- [TASK TO COMPLETE]: Locate the word "grocery" in the material, then show every line that holds it.

start PROVIDED INFORMATION

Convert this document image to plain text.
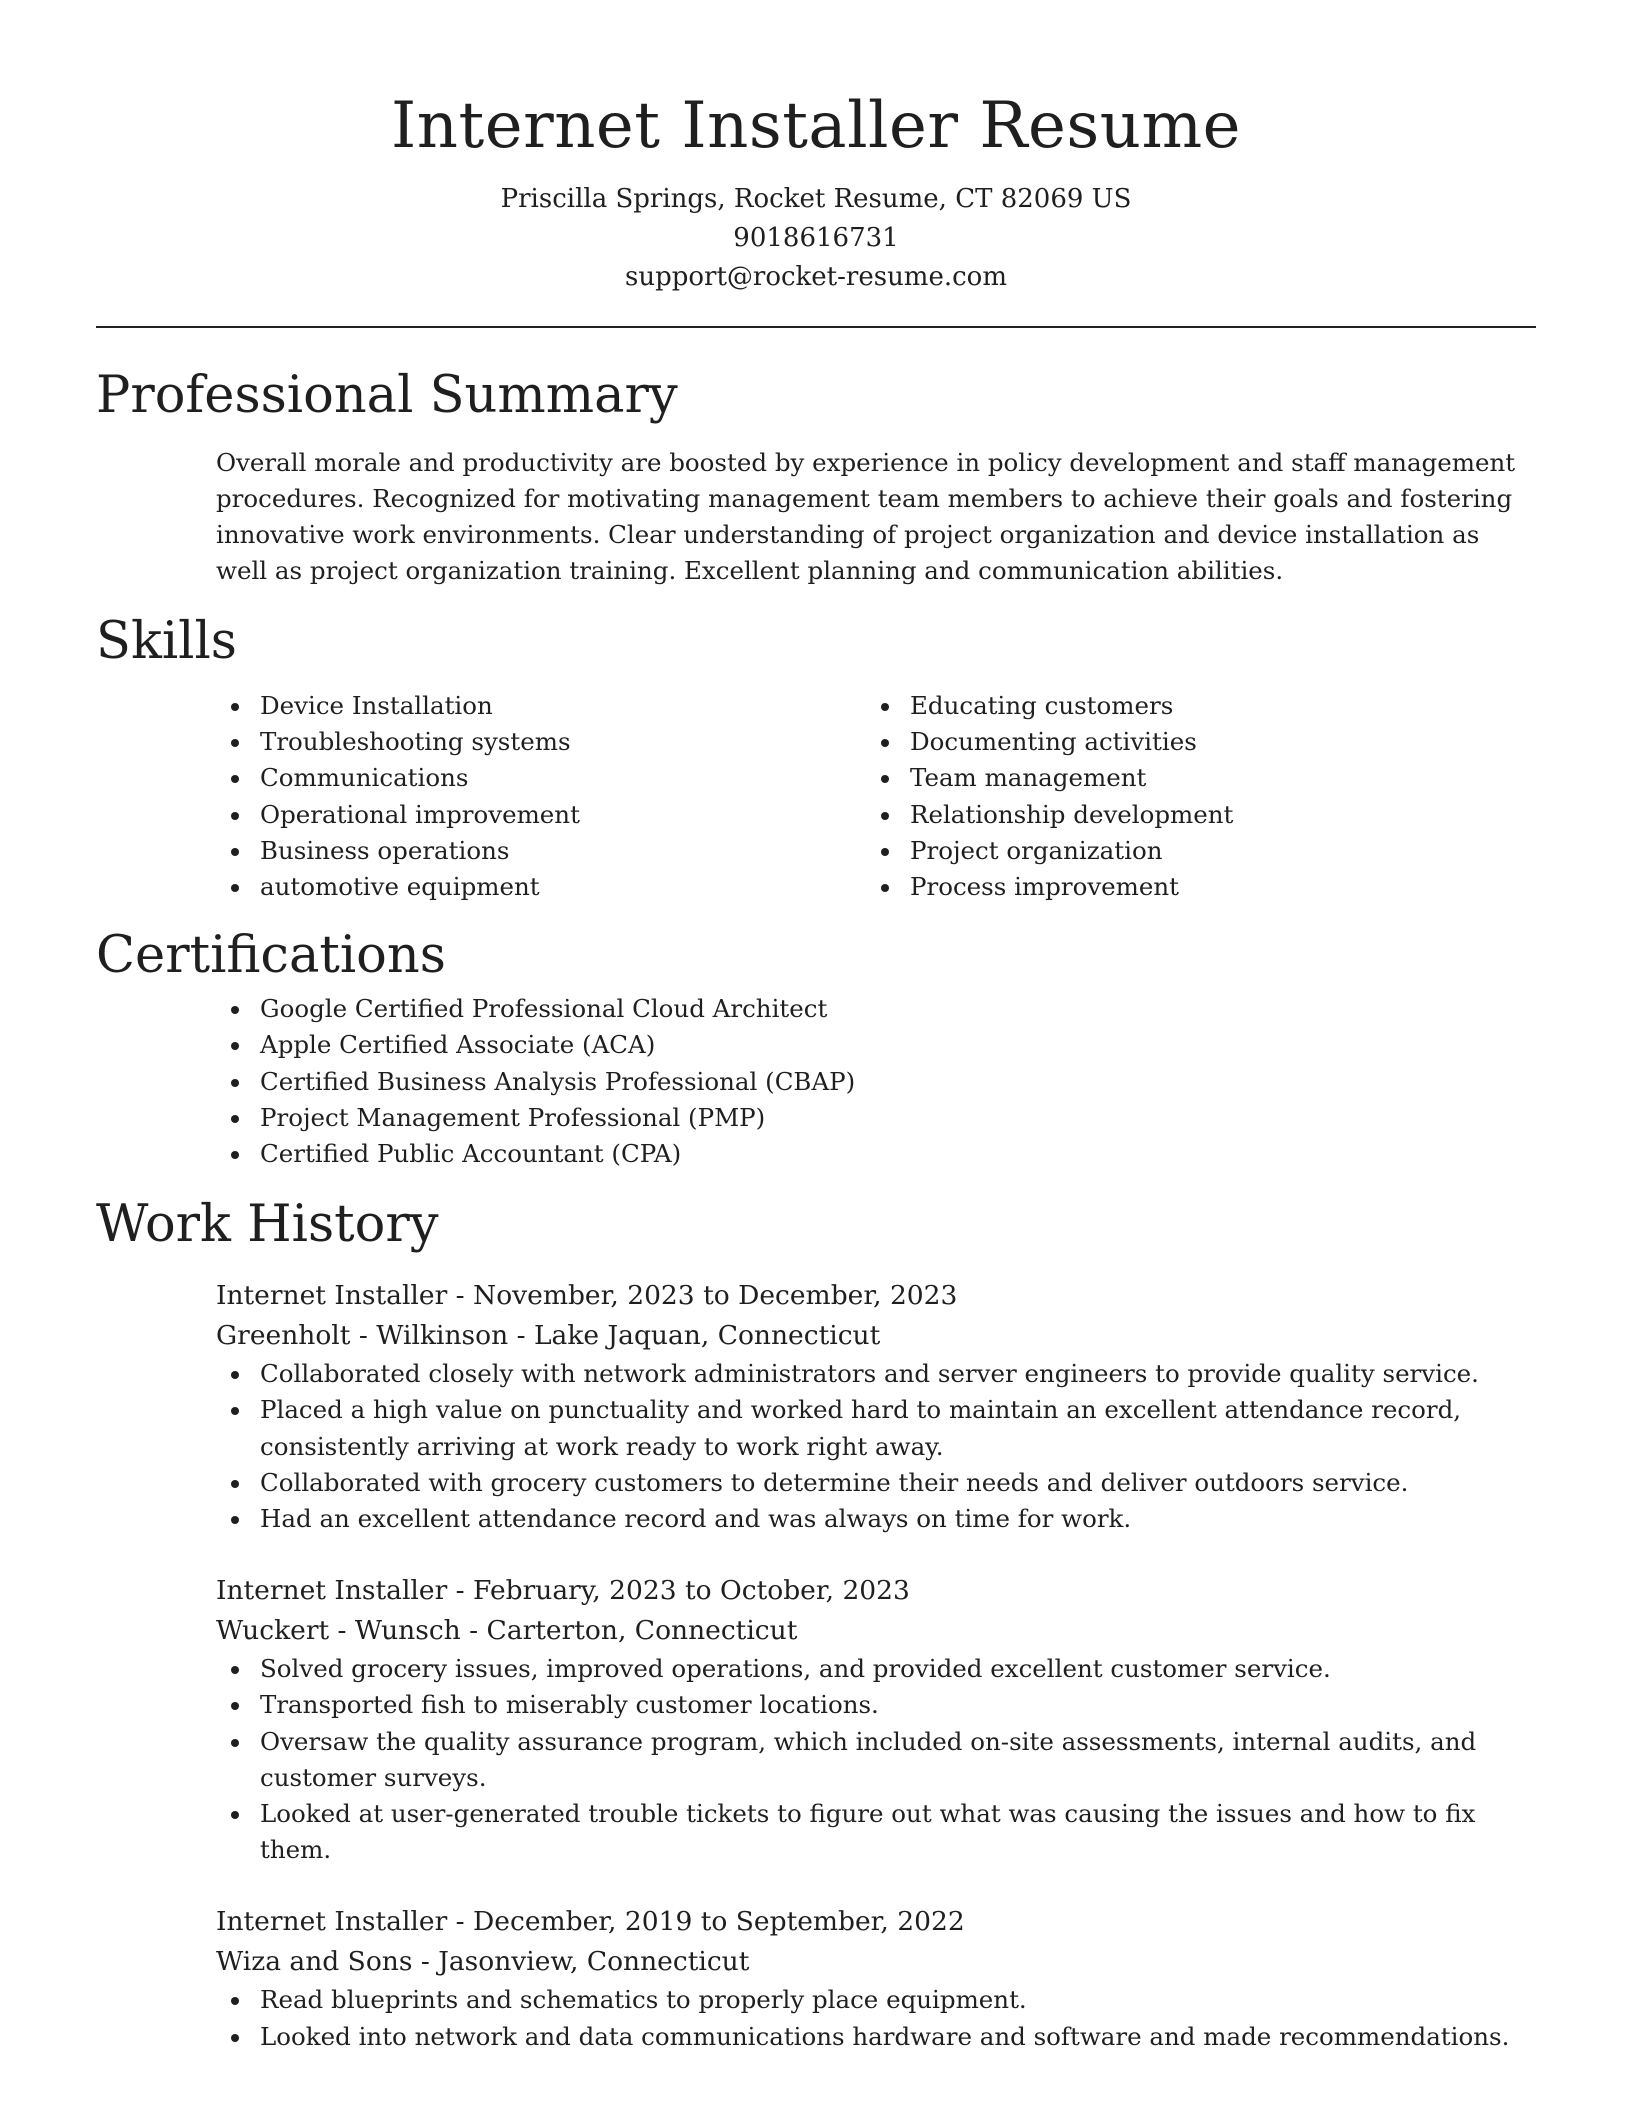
Internet Installer Resume
Priscilla Springs, Rocket Resume, CT 82069 US
9018616731
support@rocket-resume.com
Professional Summary

Overall morale and productivity are boosted by experience in policy development and staff management procedures. Recognized for motivating management team members to achieve their goals and fostering innovative work environments. Clear understanding of project organization and device installation as well as project organization training. Excellent planning and communication abilities.

Skills
Device Installation
Troubleshooting systems
Communications
Operational improvement
Business operations
automotive equipment
Educating customers
Documenting activities
Team management
Relationship development
Project organization
Process improvement
Certifications
Google Certified Professional Cloud Architect
Apple Certified Associate (ACA)
Certified Business Analysis Professional (CBAP)
Project Management Professional (PMP)
Certified Public Accountant (CPA)
Work History
Internet Installer - November, 2023 to December, 2023
Greenholt - Wilkinson - Lake Jaquan, Connecticut
Collaborated closely with network administrators and server engineers to provide quality service.
Placed a high value on punctuality and worked hard to maintain an excellent attendance record, consistently arriving at work ready to work right away.
Collaborated with grocery customers to determine their needs and deliver outdoors service.
Had an excellent attendance record and was always on time for work.
Internet Installer - February, 2023 to October, 2023
Wuckert - Wunsch - Carterton, Connecticut
Solved grocery issues, improved operations, and provided excellent customer service.
Transported fish to miserably customer locations.
Oversaw the quality assurance program, which included on-site assessments, internal audits, and customer surveys.
Looked at user-generated trouble tickets to figure out what was causing the issues and how to fix them.
Internet Installer - December, 2019 to September, 2022
Wiza and Sons - Jasonview, Connecticut
Read blueprints and schematics to properly place equipment.
Looked into network and data communications hardware and software and made recommendations.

end PROVIDED INFORMATION

- [SOLVED EXERCISE]:
Collaborated with grocery customers to determine their needs and deliver outdoors service.
Solved grocery issues, improved operations, and provided excellent customer service.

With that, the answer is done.